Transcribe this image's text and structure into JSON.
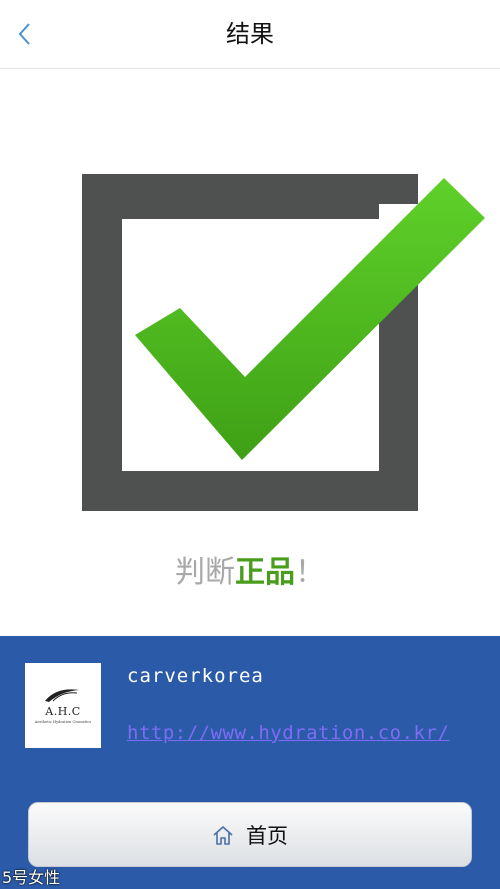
{
  "header": {
    "title": "结果",
    "back_icon": "chevron-left-icon"
  },
  "result": {
    "icon": "check-box-icon",
    "verdict_prefix": "判断",
    "verdict_highlight": "正品",
    "verdict_suffix": "！",
    "colors": {
      "box": "#4f5150",
      "check": "#4fb81f"
    }
  },
  "brand": {
    "logo_text": "A.H.C",
    "logo_subtext": "Aesthetic Hydration Cosmetics",
    "name": "carverkorea",
    "url": "http://www.hydration.co.kr/"
  },
  "footer": {
    "home_label": "首页",
    "home_icon": "home-icon"
  },
  "watermark": "5号女性",
  "colors": {
    "panel": "#2a5aa8",
    "link": "#7f6cf2"
  }
}
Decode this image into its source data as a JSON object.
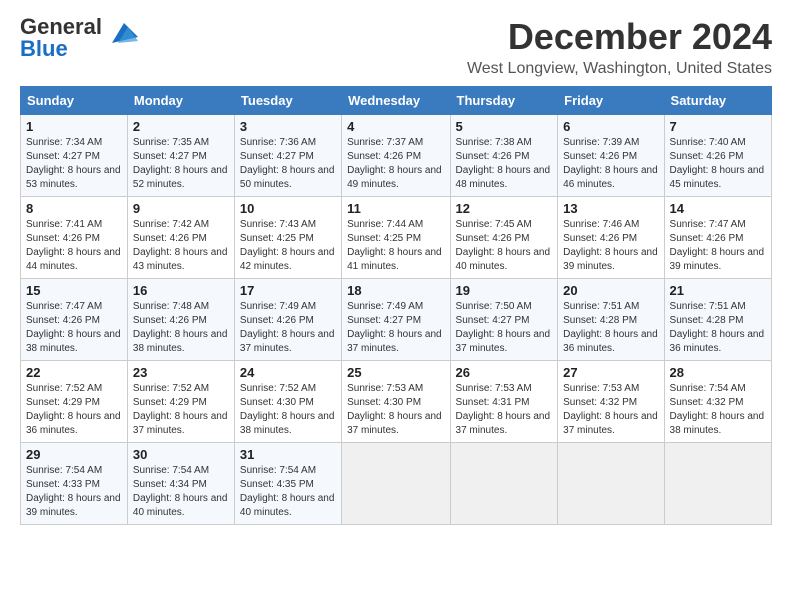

→ **Objective**:
Skip the images and write out the rest of the listing exactly.

→ **Solution to this exercise**:
Transcribe this image's text and structure into JSON.
{
  "header": {
    "title": "结果",
    "back_icon": "chevron-left-icon"
  },
  "result": {
    "icon": "check-box-icon",
    "verdict_prefix": "判断",
    "verdict_highlight": "正品",
    "verdict_suffix": "！",
    "colors": {
      "box": "#4f5150",
      "check": "#4fb81f"
    }
  },
  "brand": {
    "logo_text": "A.H.C",
    "logo_subtext": "Aesthetic Hydration Cosmetics",
    "name": "carverkorea",
    "url": "http://www.hydration.co.kr/"
  },
  "footer": {
    "home_label": "首页",
    "home_icon": "home-icon"
  },
  "watermark": "5号女性",
  "colors": {
    "panel": "#2a5aa8",
    "link": "#7f6cf2"
  }
}
Decode this image into its source data as a JSON object.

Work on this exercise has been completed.